* [Records for the task]:
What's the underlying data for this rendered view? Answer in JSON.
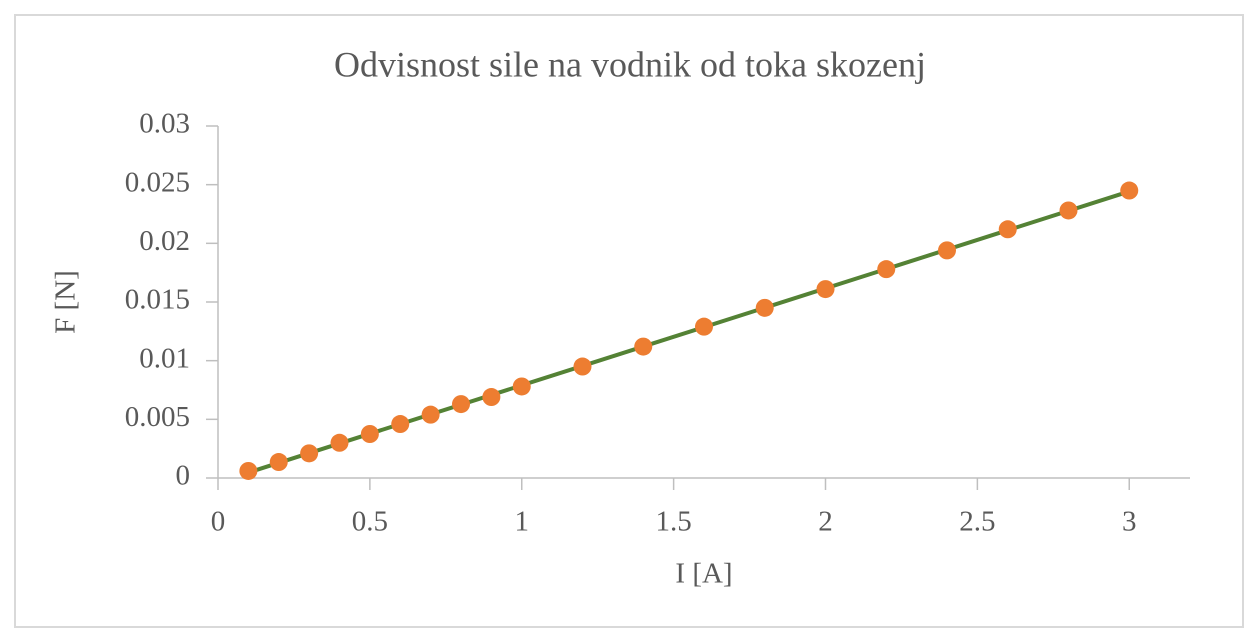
{
  "chart_data": {
    "type": "scatter",
    "title": "Odvisnost sile na vodnik od toka skozenj",
    "x_label": "I [A]",
    "y_label": "F [N]",
    "x": [
      0.1,
      0.2,
      0.3,
      0.4,
      0.5,
      0.6,
      0.7,
      0.8,
      0.9,
      1.0,
      1.2,
      1.4,
      1.6,
      1.8,
      2.0,
      2.2,
      2.4,
      2.6,
      2.8,
      3.0
    ],
    "series": [
      {
        "color": "#ed7d31",
        "values": [
          0.0006,
          0.00136,
          0.0021,
          0.003,
          0.00375,
          0.0046,
          0.0054,
          0.0063,
          0.0069,
          0.0078,
          0.0095,
          0.0112,
          0.0129,
          0.0145,
          0.0161,
          0.0178,
          0.0194,
          0.0212,
          0.0228,
          0.0245
        ]
      }
    ],
    "trendline": {
      "type": "linear",
      "color": "#548235"
    },
    "xlim": [
      0,
      3.2
    ],
    "xticks": [
      0,
      0.5,
      1,
      1.5,
      2,
      2.5,
      3
    ],
    "ylim": [
      0,
      0.03
    ],
    "yticks": [
      0,
      0.005,
      0.01,
      0.015,
      0.02,
      0.025,
      0.03
    ]
  }
}
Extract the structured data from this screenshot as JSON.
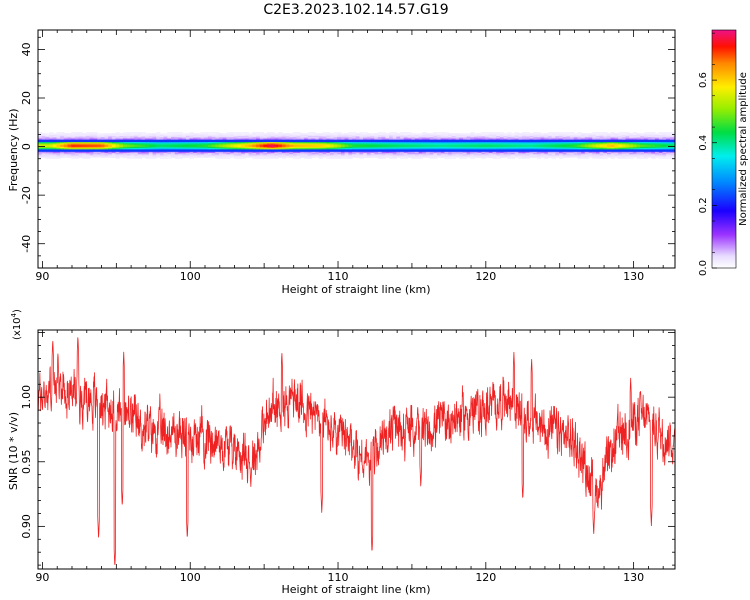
{
  "title": "C2E3.2023.102.14.57.G19",
  "chart_data": [
    {
      "type": "heatmap",
      "xlabel": "Height of straight line (km)",
      "ylabel": "Frequency (Hz)",
      "xlim": [
        89.7,
        132.8
      ],
      "ylim": [
        -50,
        48
      ],
      "xticks": [
        "90",
        "100",
        "110",
        "120",
        "130"
      ],
      "xtick_values": [
        90,
        100,
        110,
        120,
        130
      ],
      "yticks": [
        "-40",
        "-20",
        "0",
        "20",
        "40"
      ],
      "ytick_values": [
        -40,
        -20,
        0,
        20,
        40
      ],
      "colorbar": {
        "label": "Normalized spectral amplitude",
        "range": [
          0.0,
          0.76
        ],
        "ticks": [
          "0.0",
          "0.2",
          "0.4",
          "0.6"
        ],
        "tick_values": [
          0.0,
          0.2,
          0.4,
          0.6
        ]
      },
      "signal_band": {
        "center_frequency": 0.5,
        "core_halfwidth": 1.5,
        "halo_halfwidth": 5.5,
        "peak_amplitude_by_height": [
          {
            "x": 90.5,
            "amp": 0.55
          },
          {
            "x": 92,
            "amp": 0.7
          },
          {
            "x": 94,
            "amp": 0.68
          },
          {
            "x": 95.5,
            "amp": 0.5
          },
          {
            "x": 98,
            "amp": 0.42
          },
          {
            "x": 101,
            "amp": 0.45
          },
          {
            "x": 104,
            "amp": 0.62
          },
          {
            "x": 105.5,
            "amp": 0.75
          },
          {
            "x": 107,
            "amp": 0.62
          },
          {
            "x": 109,
            "amp": 0.6
          },
          {
            "x": 111,
            "amp": 0.45
          },
          {
            "x": 114,
            "amp": 0.42
          },
          {
            "x": 117,
            "amp": 0.4
          },
          {
            "x": 120,
            "amp": 0.42
          },
          {
            "x": 123,
            "amp": 0.4
          },
          {
            "x": 126,
            "amp": 0.45
          },
          {
            "x": 128.5,
            "amp": 0.62
          },
          {
            "x": 130.5,
            "amp": 0.48
          },
          {
            "x": 132.8,
            "amp": 0.42
          }
        ]
      }
    },
    {
      "type": "line",
      "xlabel": "Height of straight line (km)",
      "ylabel": "SNR (10 * v/v)",
      "y_multiplier": "(x10",
      "y_multiplier_exp": "4",
      "y_multiplier_close": ")",
      "xlim": [
        89.7,
        132.8
      ],
      "ylim": [
        0.867,
        1.052
      ],
      "xticks": [
        "90",
        "100",
        "110",
        "120",
        "130"
      ],
      "xtick_values": [
        90,
        100,
        110,
        120,
        130
      ],
      "yticks": [
        "0.90",
        "0.95",
        "1.00"
      ],
      "ytick_values": [
        0.9,
        0.95,
        1.0
      ],
      "line_color": "#ee2222",
      "series": [
        {
          "baseline": [
            {
              "x": 89.7,
              "y": 1.0
            },
            {
              "x": 91,
              "y": 1.01
            },
            {
              "x": 93,
              "y": 1.0
            },
            {
              "x": 95,
              "y": 0.99
            },
            {
              "x": 97,
              "y": 0.975
            },
            {
              "x": 99,
              "y": 0.972
            },
            {
              "x": 101,
              "y": 0.97
            },
            {
              "x": 103,
              "y": 0.96
            },
            {
              "x": 104.3,
              "y": 0.955
            },
            {
              "x": 105.5,
              "y": 0.99
            },
            {
              "x": 107,
              "y": 1.0
            },
            {
              "x": 109,
              "y": 0.98
            },
            {
              "x": 110.5,
              "y": 0.965
            },
            {
              "x": 112,
              "y": 0.95
            },
            {
              "x": 113.5,
              "y": 0.975
            },
            {
              "x": 116,
              "y": 0.975
            },
            {
              "x": 118,
              "y": 0.985
            },
            {
              "x": 120,
              "y": 0.99
            },
            {
              "x": 121.5,
              "y": 1.0
            },
            {
              "x": 123,
              "y": 0.98
            },
            {
              "x": 124.5,
              "y": 0.975
            },
            {
              "x": 126,
              "y": 0.965
            },
            {
              "x": 127.5,
              "y": 0.925
            },
            {
              "x": 129,
              "y": 0.97
            },
            {
              "x": 130.5,
              "y": 0.985
            },
            {
              "x": 132.8,
              "y": 0.965
            }
          ],
          "noise_amplitude": 0.013,
          "dips": [
            {
              "x": 93.8,
              "y": 0.89
            },
            {
              "x": 94.9,
              "y": 0.868
            },
            {
              "x": 95.4,
              "y": 0.915
            },
            {
              "x": 99.8,
              "y": 0.89
            },
            {
              "x": 104.1,
              "y": 0.93
            },
            {
              "x": 108.9,
              "y": 0.91
            },
            {
              "x": 112.3,
              "y": 0.879
            },
            {
              "x": 115.6,
              "y": 0.93
            },
            {
              "x": 122.5,
              "y": 0.92
            },
            {
              "x": 127.3,
              "y": 0.893
            },
            {
              "x": 131.2,
              "y": 0.9
            }
          ],
          "spikes": [
            {
              "x": 90.7,
              "y": 1.045
            },
            {
              "x": 92.4,
              "y": 1.048
            },
            {
              "x": 95.5,
              "y": 1.035
            },
            {
              "x": 106.2,
              "y": 1.035
            },
            {
              "x": 121.9,
              "y": 1.035
            },
            {
              "x": 123.1,
              "y": 1.03
            },
            {
              "x": 129.8,
              "y": 1.015
            }
          ]
        }
      ]
    }
  ]
}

* [Stated task]:
Leave out the pictures and give the listing above again exactly.

* [Full solution]:
What's the underlying data for this rendered view? Answer in JSON.
{
  "chart_data": {
    "type": "scatter",
    "title": "Odvisnost sile na vodnik od toka skozenj",
    "x_label": "I [A]",
    "y_label": "F [N]",
    "x": [
      0.1,
      0.2,
      0.3,
      0.4,
      0.5,
      0.6,
      0.7,
      0.8,
      0.9,
      1.0,
      1.2,
      1.4,
      1.6,
      1.8,
      2.0,
      2.2,
      2.4,
      2.6,
      2.8,
      3.0
    ],
    "series": [
      {
        "color": "#ed7d31",
        "values": [
          0.0006,
          0.00136,
          0.0021,
          0.003,
          0.00375,
          0.0046,
          0.0054,
          0.0063,
          0.0069,
          0.0078,
          0.0095,
          0.0112,
          0.0129,
          0.0145,
          0.0161,
          0.0178,
          0.0194,
          0.0212,
          0.0228,
          0.0245
        ]
      }
    ],
    "trendline": {
      "type": "linear",
      "color": "#548235"
    },
    "xlim": [
      0,
      3.2
    ],
    "xticks": [
      0,
      0.5,
      1,
      1.5,
      2,
      2.5,
      3
    ],
    "ylim": [
      0,
      0.03
    ],
    "yticks": [
      0,
      0.005,
      0.01,
      0.015,
      0.02,
      0.025,
      0.03
    ]
  }
}
Extract the structured data from this screenshot as JSON.
{
  "title": "C2E3.2023.102.14.57.G19",
  "chart_data": [
    {
      "type": "heatmap",
      "xlabel": "Height of straight line (km)",
      "ylabel": "Frequency (Hz)",
      "xlim": [
        89.7,
        132.8
      ],
      "ylim": [
        -50,
        48
      ],
      "xticks": [
        "90",
        "100",
        "110",
        "120",
        "130"
      ],
      "xtick_values": [
        90,
        100,
        110,
        120,
        130
      ],
      "yticks": [
        "-40",
        "-20",
        "0",
        "20",
        "40"
      ],
      "ytick_values": [
        -40,
        -20,
        0,
        20,
        40
      ],
      "colorbar": {
        "label": "Normalized spectral amplitude",
        "range": [
          0.0,
          0.76
        ],
        "ticks": [
          "0.0",
          "0.2",
          "0.4",
          "0.6"
        ],
        "tick_values": [
          0.0,
          0.2,
          0.4,
          0.6
        ]
      },
      "signal_band": {
        "center_frequency": 0.5,
        "core_halfwidth": 1.5,
        "halo_halfwidth": 5.5,
        "peak_amplitude_by_height": [
          {
            "x": 90.5,
            "amp": 0.55
          },
          {
            "x": 92,
            "amp": 0.7
          },
          {
            "x": 94,
            "amp": 0.68
          },
          {
            "x": 95.5,
            "amp": 0.5
          },
          {
            "x": 98,
            "amp": 0.42
          },
          {
            "x": 101,
            "amp": 0.45
          },
          {
            "x": 104,
            "amp": 0.62
          },
          {
            "x": 105.5,
            "amp": 0.75
          },
          {
            "x": 107,
            "amp": 0.62
          },
          {
            "x": 109,
            "amp": 0.6
          },
          {
            "x": 111,
            "amp": 0.45
          },
          {
            "x": 114,
            "amp": 0.42
          },
          {
            "x": 117,
            "amp": 0.4
          },
          {
            "x": 120,
            "amp": 0.42
          },
          {
            "x": 123,
            "amp": 0.4
          },
          {
            "x": 126,
            "amp": 0.45
          },
          {
            "x": 128.5,
            "amp": 0.62
          },
          {
            "x": 130.5,
            "amp": 0.48
          },
          {
            "x": 132.8,
            "amp": 0.42
          }
        ]
      }
    },
    {
      "type": "line",
      "xlabel": "Height of straight line (km)",
      "ylabel": "SNR (10 * v/v)",
      "y_multiplier": "(x10",
      "y_multiplier_exp": "4",
      "y_multiplier_close": ")",
      "xlim": [
        89.7,
        132.8
      ],
      "ylim": [
        0.867,
        1.052
      ],
      "xticks": [
        "90",
        "100",
        "110",
        "120",
        "130"
      ],
      "xtick_values": [
        90,
        100,
        110,
        120,
        130
      ],
      "yticks": [
        "0.90",
        "0.95",
        "1.00"
      ],
      "ytick_values": [
        0.9,
        0.95,
        1.0
      ],
      "line_color": "#ee2222",
      "series": [
        {
          "baseline": [
            {
              "x": 89.7,
              "y": 1.0
            },
            {
              "x": 91,
              "y": 1.01
            },
            {
              "x": 93,
              "y": 1.0
            },
            {
              "x": 95,
              "y": 0.99
            },
            {
              "x": 97,
              "y": 0.975
            },
            {
              "x": 99,
              "y": 0.972
            },
            {
              "x": 101,
              "y": 0.97
            },
            {
              "x": 103,
              "y": 0.96
            },
            {
              "x": 104.3,
              "y": 0.955
            },
            {
              "x": 105.5,
              "y": 0.99
            },
            {
              "x": 107,
              "y": 1.0
            },
            {
              "x": 109,
              "y": 0.98
            },
            {
              "x": 110.5,
              "y": 0.965
            },
            {
              "x": 112,
              "y": 0.95
            },
            {
              "x": 113.5,
              "y": 0.975
            },
            {
              "x": 116,
              "y": 0.975
            },
            {
              "x": 118,
              "y": 0.985
            },
            {
              "x": 120,
              "y": 0.99
            },
            {
              "x": 121.5,
              "y": 1.0
            },
            {
              "x": 123,
              "y": 0.98
            },
            {
              "x": 124.5,
              "y": 0.975
            },
            {
              "x": 126,
              "y": 0.965
            },
            {
              "x": 127.5,
              "y": 0.925
            },
            {
              "x": 129,
              "y": 0.97
            },
            {
              "x": 130.5,
              "y": 0.985
            },
            {
              "x": 132.8,
              "y": 0.965
            }
          ],
          "noise_amplitude": 0.013,
          "dips": [
            {
              "x": 93.8,
              "y": 0.89
            },
            {
              "x": 94.9,
              "y": 0.868
            },
            {
              "x": 95.4,
              "y": 0.915
            },
            {
              "x": 99.8,
              "y": 0.89
            },
            {
              "x": 104.1,
              "y": 0.93
            },
            {
              "x": 108.9,
              "y": 0.91
            },
            {
              "x": 112.3,
              "y": 0.879
            },
            {
              "x": 115.6,
              "y": 0.93
            },
            {
              "x": 122.5,
              "y": 0.92
            },
            {
              "x": 127.3,
              "y": 0.893
            },
            {
              "x": 131.2,
              "y": 0.9
            }
          ],
          "spikes": [
            {
              "x": 90.7,
              "y": 1.045
            },
            {
              "x": 92.4,
              "y": 1.048
            },
            {
              "x": 95.5,
              "y": 1.035
            },
            {
              "x": 106.2,
              "y": 1.035
            },
            {
              "x": 121.9,
              "y": 1.035
            },
            {
              "x": 123.1,
              "y": 1.03
            },
            {
              "x": 129.8,
              "y": 1.015
            }
          ]
        }
      ]
    }
  ]
}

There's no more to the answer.